(Entries with figure data)

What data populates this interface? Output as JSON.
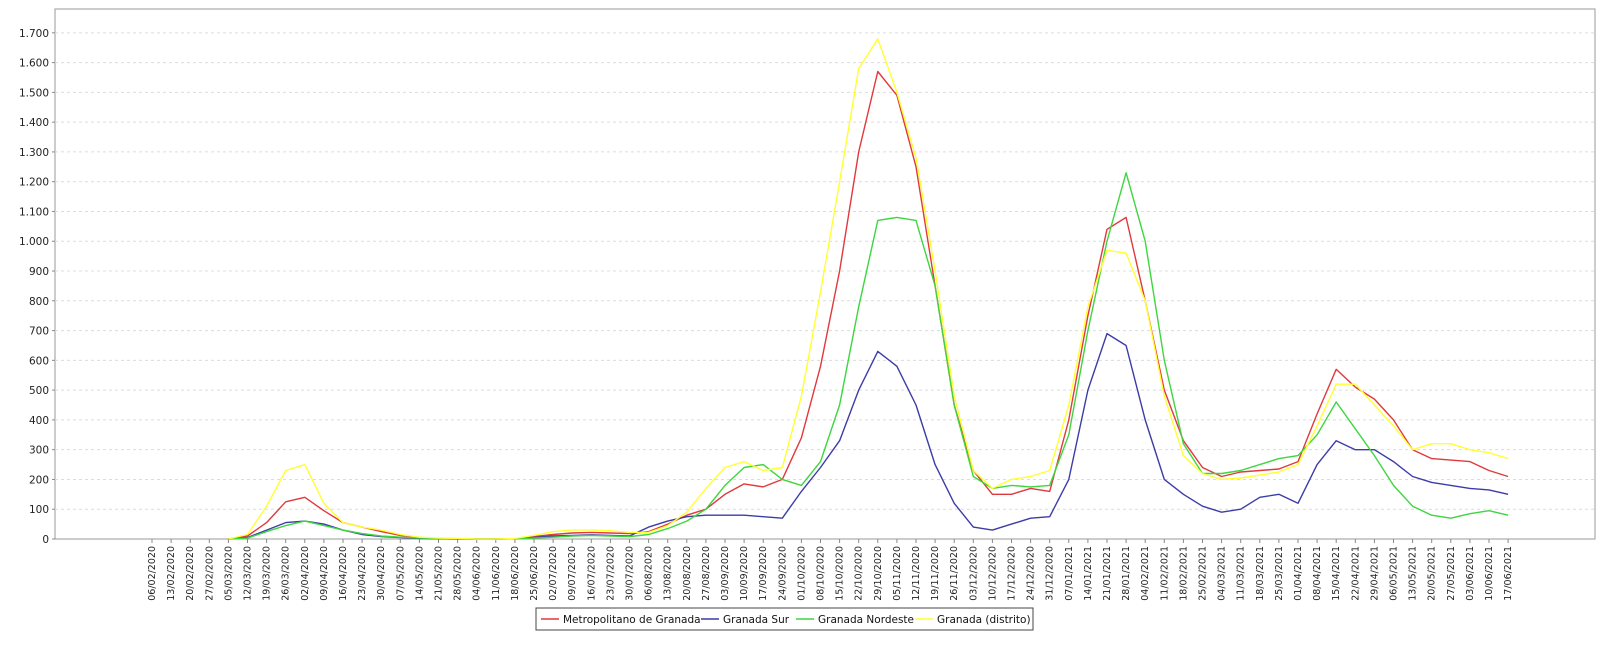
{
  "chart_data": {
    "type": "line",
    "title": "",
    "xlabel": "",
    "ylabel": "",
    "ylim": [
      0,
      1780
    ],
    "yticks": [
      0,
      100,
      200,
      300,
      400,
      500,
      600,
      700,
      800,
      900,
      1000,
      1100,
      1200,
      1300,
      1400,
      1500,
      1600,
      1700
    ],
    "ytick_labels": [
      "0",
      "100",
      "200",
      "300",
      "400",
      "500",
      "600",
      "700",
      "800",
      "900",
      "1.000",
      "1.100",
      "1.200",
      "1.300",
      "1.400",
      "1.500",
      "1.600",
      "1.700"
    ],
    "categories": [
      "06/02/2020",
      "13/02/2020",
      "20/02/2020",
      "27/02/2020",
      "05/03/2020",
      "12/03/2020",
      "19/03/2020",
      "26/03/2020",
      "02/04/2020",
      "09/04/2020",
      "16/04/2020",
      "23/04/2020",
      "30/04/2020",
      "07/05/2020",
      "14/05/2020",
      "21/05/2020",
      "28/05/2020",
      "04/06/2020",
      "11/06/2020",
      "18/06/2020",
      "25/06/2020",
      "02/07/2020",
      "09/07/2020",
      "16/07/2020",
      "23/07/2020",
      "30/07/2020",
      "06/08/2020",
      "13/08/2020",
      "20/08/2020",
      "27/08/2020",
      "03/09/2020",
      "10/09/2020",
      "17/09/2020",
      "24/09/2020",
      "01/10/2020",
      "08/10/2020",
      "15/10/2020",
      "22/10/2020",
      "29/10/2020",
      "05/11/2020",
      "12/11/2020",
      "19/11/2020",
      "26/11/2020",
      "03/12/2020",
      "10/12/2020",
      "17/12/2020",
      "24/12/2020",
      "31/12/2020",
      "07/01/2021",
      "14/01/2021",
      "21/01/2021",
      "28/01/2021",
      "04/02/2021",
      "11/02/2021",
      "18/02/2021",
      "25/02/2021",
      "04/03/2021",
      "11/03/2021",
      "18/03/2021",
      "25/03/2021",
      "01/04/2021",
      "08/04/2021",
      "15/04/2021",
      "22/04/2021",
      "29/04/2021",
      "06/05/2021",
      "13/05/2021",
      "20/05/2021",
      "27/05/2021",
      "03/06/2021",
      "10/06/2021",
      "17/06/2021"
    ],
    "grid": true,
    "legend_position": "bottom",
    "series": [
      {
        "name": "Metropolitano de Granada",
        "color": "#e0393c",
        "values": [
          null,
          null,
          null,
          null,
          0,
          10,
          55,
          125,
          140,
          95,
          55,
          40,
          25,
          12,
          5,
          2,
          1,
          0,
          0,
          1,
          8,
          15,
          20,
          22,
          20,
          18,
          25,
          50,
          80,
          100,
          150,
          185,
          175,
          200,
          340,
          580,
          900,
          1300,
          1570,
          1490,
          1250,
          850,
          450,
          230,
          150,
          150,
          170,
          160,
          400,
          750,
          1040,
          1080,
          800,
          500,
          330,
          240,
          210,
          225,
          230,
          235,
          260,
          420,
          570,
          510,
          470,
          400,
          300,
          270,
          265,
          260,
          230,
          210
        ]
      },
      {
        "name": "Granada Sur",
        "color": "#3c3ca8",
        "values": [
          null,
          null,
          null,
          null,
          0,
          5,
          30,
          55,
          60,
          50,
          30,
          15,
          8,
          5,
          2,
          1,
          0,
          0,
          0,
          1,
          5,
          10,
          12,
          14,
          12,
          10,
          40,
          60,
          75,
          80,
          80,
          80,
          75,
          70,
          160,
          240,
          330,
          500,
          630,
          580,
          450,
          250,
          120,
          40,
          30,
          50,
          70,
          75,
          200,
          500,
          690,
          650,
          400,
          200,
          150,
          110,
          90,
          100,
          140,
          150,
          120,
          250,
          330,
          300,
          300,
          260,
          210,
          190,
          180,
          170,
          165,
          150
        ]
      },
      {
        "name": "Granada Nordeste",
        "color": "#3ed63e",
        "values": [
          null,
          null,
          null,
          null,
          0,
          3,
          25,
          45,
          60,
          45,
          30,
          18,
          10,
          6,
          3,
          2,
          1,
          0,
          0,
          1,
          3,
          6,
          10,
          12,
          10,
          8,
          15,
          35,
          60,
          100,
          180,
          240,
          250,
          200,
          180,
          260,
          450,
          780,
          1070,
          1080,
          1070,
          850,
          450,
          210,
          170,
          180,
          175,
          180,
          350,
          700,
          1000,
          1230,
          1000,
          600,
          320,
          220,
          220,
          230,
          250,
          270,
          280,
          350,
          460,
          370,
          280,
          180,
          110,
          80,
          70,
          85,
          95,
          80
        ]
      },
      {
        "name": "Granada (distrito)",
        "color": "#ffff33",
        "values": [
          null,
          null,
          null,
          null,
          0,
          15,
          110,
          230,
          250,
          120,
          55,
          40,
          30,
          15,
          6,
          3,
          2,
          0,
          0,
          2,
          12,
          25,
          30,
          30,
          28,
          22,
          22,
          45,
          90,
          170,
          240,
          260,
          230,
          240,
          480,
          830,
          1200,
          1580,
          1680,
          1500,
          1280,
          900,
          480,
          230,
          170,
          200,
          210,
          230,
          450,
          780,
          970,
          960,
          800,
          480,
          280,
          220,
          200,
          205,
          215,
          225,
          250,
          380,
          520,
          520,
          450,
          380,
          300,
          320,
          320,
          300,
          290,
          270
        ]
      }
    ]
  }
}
==
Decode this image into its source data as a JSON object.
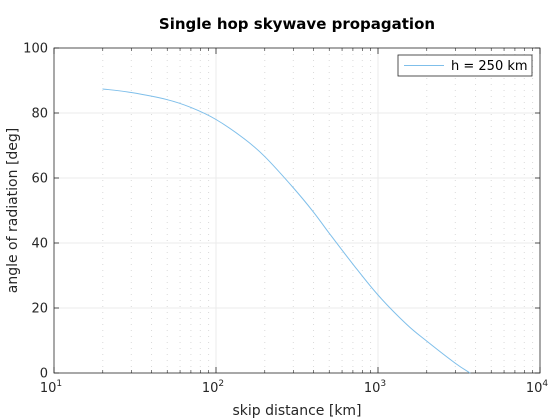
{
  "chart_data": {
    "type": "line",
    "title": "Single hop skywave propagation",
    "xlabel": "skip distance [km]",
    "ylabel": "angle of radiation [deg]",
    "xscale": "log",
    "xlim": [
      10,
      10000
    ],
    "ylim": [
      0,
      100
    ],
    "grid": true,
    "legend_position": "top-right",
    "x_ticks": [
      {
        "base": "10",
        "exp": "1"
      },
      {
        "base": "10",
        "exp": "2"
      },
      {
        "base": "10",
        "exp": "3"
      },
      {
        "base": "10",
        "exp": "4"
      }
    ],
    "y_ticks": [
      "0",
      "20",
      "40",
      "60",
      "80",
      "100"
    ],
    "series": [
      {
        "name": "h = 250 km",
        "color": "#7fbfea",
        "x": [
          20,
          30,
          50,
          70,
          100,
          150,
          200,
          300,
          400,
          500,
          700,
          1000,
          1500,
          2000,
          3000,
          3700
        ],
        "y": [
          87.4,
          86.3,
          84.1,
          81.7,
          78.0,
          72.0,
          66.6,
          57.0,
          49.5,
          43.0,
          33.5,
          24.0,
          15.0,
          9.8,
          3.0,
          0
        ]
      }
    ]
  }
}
...
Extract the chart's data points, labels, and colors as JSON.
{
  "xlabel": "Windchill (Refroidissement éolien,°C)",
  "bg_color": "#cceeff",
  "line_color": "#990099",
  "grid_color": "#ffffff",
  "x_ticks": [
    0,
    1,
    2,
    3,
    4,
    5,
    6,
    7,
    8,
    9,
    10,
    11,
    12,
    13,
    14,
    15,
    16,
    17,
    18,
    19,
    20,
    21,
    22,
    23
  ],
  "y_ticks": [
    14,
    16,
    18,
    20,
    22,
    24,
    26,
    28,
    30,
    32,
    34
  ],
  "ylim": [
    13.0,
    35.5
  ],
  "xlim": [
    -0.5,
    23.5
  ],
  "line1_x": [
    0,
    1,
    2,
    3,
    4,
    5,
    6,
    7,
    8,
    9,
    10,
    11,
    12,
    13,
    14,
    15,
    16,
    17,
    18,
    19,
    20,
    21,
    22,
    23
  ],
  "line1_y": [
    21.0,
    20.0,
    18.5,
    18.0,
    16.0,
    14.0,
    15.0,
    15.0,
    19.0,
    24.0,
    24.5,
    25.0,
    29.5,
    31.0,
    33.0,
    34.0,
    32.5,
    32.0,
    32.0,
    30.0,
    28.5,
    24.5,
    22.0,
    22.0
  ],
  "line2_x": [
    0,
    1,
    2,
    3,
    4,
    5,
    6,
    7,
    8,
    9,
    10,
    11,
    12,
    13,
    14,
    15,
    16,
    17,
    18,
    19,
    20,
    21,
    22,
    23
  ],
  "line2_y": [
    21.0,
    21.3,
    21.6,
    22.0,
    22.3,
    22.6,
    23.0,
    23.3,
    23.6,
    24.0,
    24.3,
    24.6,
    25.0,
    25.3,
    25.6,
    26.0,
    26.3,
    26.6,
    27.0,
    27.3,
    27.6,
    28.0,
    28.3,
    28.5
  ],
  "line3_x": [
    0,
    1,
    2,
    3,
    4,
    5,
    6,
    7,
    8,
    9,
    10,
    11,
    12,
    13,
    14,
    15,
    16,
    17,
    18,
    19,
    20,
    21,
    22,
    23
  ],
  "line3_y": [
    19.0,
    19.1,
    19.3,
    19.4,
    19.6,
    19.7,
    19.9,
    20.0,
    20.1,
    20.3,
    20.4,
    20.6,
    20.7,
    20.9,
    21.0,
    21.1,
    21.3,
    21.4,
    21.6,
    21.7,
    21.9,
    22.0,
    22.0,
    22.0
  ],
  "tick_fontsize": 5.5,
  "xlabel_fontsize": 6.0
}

• [Objective]:
Count how many lines of the listing above include "Granada" and report that number alone.

• [Final result]:
4